**RECORDS SUPPLIED:**
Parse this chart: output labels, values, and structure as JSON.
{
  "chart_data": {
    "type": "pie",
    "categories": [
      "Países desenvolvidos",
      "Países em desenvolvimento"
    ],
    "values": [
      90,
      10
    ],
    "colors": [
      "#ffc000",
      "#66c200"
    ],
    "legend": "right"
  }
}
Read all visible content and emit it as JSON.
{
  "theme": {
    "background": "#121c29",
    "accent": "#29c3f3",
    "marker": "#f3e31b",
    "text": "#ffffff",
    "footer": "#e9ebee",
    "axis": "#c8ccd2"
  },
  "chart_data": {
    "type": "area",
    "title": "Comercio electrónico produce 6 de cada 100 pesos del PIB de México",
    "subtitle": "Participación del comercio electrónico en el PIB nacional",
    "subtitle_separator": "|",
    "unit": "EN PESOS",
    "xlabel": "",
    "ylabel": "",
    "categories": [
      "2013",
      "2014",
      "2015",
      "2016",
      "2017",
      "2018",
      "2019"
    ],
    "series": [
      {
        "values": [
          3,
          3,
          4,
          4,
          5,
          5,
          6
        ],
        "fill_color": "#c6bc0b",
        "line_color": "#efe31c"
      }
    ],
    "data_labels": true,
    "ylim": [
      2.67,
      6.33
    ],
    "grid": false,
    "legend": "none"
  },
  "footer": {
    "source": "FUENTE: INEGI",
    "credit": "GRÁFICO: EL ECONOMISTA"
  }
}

**TASK GOAL:** Print out all the entries precisely as written.

**CORRECT ANSWER:**
Parse this chart: output labels, values, and structure as JSON.
{
  "chart_data": {
    "type": "pie",
    "categories": [
      "Países desenvolvidos",
      "Países em desenvolvimento"
    ],
    "values": [
      90,
      10
    ],
    "colors": [
      "#ffc000",
      "#66c200"
    ],
    "legend": "right"
  }
}
Read all visible content and emit it as JSON.
{
  "theme": {
    "background": "#121c29",
    "accent": "#29c3f3",
    "marker": "#f3e31b",
    "text": "#ffffff",
    "footer": "#e9ebee",
    "axis": "#c8ccd2"
  },
  "chart_data": {
    "type": "area",
    "title": "Comercio electrónico produce 6 de cada 100 pesos del PIB de México",
    "subtitle": "Participación del comercio electrónico en el PIB nacional",
    "subtitle_separator": "|",
    "unit": "EN PESOS",
    "xlabel": "",
    "ylabel": "",
    "categories": [
      "2013",
      "2014",
      "2015",
      "2016",
      "2017",
      "2018",
      "2019"
    ],
    "series": [
      {
        "values": [
          3,
          3,
          4,
          4,
          5,
          5,
          6
        ],
        "fill_color": "#c6bc0b",
        "line_color": "#efe31c"
      }
    ],
    "data_labels": true,
    "ylim": [
      2.67,
      6.33
    ],
    "grid": false,
    "legend": "none"
  },
  "footer": {
    "source": "FUENTE: INEGI",
    "credit": "GRÁFICO: EL ECONOMISTA"
  }
}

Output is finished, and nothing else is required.